INPUT DATA:
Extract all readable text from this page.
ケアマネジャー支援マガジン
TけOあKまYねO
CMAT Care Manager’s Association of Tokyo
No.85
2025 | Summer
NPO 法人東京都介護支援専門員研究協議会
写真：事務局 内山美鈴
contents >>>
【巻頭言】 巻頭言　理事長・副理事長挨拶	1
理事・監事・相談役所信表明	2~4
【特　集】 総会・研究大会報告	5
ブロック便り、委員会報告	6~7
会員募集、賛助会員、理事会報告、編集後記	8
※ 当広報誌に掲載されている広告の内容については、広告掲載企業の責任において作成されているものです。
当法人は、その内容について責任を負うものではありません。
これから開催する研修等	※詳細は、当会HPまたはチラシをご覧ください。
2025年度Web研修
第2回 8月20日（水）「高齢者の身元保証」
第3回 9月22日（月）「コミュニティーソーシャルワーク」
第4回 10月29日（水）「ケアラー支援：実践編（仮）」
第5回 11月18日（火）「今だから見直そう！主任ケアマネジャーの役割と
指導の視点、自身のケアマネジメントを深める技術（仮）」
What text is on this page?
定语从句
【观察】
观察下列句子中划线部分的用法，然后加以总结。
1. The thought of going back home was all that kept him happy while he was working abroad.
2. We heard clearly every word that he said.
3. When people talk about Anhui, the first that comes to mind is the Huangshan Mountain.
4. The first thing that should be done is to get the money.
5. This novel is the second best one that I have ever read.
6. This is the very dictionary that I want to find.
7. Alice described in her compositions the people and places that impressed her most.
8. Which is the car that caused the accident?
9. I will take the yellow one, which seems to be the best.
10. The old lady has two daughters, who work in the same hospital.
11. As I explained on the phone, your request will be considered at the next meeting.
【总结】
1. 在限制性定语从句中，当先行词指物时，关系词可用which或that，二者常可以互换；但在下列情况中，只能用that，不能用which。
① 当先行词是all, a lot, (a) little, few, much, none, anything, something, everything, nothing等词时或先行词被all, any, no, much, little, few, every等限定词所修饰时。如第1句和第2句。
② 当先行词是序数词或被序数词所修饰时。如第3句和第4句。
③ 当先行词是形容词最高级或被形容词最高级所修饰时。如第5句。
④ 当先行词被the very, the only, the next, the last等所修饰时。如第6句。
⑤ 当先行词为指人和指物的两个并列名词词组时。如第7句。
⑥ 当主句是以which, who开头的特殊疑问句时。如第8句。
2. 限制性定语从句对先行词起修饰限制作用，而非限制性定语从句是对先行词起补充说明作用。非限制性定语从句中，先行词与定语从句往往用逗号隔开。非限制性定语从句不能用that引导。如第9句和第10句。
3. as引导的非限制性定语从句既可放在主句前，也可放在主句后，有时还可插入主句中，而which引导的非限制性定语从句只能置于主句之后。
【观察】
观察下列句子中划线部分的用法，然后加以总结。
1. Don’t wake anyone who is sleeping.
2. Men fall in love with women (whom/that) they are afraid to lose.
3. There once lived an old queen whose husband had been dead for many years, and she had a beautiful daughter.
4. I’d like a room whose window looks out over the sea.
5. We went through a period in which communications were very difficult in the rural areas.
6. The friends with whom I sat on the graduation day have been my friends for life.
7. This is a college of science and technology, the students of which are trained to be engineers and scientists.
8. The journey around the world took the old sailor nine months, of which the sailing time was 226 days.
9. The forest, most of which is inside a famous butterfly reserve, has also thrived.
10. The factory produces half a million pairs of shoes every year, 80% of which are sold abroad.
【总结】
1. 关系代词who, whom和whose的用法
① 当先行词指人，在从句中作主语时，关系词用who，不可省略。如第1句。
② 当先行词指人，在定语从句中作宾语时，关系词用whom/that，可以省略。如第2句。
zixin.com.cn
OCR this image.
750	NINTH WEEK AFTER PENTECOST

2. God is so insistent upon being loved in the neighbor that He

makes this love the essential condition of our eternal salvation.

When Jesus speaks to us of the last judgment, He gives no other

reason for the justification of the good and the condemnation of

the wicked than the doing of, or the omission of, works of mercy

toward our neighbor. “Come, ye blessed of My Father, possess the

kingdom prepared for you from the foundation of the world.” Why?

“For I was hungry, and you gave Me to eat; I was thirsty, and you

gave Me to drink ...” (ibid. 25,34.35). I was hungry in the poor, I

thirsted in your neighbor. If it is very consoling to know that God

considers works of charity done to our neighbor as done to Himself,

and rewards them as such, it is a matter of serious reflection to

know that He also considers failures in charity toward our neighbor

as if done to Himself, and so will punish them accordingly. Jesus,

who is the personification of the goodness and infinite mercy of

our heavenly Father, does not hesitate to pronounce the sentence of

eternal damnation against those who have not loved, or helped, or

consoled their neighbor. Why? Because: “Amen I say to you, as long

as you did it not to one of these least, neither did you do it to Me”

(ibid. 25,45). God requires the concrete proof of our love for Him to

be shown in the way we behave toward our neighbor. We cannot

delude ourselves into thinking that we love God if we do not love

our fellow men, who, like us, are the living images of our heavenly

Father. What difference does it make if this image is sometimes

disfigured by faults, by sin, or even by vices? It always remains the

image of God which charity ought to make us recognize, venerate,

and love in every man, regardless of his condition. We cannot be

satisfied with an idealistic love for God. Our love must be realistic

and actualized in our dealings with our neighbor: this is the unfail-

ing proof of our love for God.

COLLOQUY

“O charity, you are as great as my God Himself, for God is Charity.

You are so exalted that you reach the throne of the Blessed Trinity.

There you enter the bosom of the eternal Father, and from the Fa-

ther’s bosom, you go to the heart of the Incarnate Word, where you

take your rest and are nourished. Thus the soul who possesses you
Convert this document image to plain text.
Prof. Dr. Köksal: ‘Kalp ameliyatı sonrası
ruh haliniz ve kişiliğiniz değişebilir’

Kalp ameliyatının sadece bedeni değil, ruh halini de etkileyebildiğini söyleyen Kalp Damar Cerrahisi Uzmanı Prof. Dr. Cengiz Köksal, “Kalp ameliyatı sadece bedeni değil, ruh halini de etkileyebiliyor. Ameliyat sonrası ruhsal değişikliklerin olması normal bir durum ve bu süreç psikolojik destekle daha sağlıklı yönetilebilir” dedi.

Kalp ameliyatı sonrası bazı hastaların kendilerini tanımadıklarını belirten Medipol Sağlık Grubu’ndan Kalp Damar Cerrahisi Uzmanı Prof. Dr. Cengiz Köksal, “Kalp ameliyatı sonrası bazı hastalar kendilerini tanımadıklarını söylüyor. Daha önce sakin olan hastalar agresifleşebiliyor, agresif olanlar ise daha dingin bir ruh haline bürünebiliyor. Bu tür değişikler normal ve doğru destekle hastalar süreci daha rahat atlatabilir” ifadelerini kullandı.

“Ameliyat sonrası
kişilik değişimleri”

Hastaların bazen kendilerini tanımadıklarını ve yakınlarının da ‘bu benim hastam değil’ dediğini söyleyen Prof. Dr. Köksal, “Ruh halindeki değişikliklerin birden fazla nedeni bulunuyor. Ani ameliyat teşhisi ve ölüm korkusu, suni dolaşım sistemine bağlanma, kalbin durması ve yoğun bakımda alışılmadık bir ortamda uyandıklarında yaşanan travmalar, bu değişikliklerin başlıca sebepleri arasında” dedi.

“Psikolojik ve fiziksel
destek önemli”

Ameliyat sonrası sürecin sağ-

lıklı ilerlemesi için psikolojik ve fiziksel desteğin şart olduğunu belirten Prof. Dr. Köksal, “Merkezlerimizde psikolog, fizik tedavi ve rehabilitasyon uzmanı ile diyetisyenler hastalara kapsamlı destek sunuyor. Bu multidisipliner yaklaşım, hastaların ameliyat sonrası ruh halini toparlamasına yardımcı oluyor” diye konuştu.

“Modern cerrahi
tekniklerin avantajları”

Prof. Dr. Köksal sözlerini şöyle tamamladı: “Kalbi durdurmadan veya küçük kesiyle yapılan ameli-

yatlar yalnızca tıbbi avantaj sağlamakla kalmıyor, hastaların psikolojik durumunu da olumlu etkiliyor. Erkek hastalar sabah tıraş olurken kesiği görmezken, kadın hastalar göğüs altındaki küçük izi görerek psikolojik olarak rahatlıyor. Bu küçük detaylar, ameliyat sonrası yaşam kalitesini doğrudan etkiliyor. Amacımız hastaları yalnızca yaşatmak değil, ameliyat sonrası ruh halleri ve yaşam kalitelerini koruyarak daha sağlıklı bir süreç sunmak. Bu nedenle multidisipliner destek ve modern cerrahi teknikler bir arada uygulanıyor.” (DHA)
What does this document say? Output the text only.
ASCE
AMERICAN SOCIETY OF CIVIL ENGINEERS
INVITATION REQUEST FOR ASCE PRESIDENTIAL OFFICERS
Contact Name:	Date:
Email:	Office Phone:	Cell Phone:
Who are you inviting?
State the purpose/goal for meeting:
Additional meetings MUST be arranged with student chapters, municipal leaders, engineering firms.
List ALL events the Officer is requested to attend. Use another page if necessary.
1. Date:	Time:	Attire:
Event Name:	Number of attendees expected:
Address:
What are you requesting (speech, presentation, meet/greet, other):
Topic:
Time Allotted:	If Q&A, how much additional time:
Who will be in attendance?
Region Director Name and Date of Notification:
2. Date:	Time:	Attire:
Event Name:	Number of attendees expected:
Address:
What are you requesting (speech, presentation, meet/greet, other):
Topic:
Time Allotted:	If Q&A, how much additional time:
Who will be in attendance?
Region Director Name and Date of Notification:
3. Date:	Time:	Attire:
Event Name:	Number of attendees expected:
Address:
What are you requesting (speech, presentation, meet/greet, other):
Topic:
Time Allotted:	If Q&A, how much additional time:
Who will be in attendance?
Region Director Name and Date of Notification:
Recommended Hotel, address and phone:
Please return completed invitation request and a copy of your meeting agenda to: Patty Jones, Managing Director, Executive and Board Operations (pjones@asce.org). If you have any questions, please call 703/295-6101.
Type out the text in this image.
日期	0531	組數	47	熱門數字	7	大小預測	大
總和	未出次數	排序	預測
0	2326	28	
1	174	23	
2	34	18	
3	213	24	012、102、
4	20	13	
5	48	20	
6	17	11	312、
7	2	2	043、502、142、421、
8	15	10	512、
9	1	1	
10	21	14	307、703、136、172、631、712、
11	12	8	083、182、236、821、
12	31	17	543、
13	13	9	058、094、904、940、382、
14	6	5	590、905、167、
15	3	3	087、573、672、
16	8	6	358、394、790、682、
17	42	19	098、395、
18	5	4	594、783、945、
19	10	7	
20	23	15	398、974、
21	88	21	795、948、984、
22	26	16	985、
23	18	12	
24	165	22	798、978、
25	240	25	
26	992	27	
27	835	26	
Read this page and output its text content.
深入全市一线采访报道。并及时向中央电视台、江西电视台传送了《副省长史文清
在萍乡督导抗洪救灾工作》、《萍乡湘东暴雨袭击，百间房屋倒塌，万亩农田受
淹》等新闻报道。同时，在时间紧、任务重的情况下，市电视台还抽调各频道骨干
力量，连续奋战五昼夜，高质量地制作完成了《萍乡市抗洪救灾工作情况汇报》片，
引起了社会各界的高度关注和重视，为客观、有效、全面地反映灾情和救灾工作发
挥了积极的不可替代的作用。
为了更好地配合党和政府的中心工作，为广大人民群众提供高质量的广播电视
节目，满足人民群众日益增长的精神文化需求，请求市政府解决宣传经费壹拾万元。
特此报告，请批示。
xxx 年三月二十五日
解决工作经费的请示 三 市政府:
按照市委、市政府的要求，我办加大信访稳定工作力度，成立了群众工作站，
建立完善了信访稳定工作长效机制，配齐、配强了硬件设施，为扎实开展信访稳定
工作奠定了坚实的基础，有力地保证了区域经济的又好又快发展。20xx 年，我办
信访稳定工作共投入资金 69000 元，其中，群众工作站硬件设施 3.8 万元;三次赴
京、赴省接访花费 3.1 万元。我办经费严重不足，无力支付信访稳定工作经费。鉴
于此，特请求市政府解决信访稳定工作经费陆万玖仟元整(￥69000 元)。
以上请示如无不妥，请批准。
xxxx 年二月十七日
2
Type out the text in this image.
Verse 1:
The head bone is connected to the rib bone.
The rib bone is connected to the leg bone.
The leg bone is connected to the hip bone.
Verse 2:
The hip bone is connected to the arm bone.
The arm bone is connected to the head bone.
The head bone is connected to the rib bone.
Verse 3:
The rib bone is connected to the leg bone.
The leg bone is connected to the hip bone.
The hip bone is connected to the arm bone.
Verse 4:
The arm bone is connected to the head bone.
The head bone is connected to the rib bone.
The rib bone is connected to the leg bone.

PROBLEM TO SOLVE: Report how many lines in the listing include the word "next". Give nothing but the count.

EXERCISE RESPONSE: 2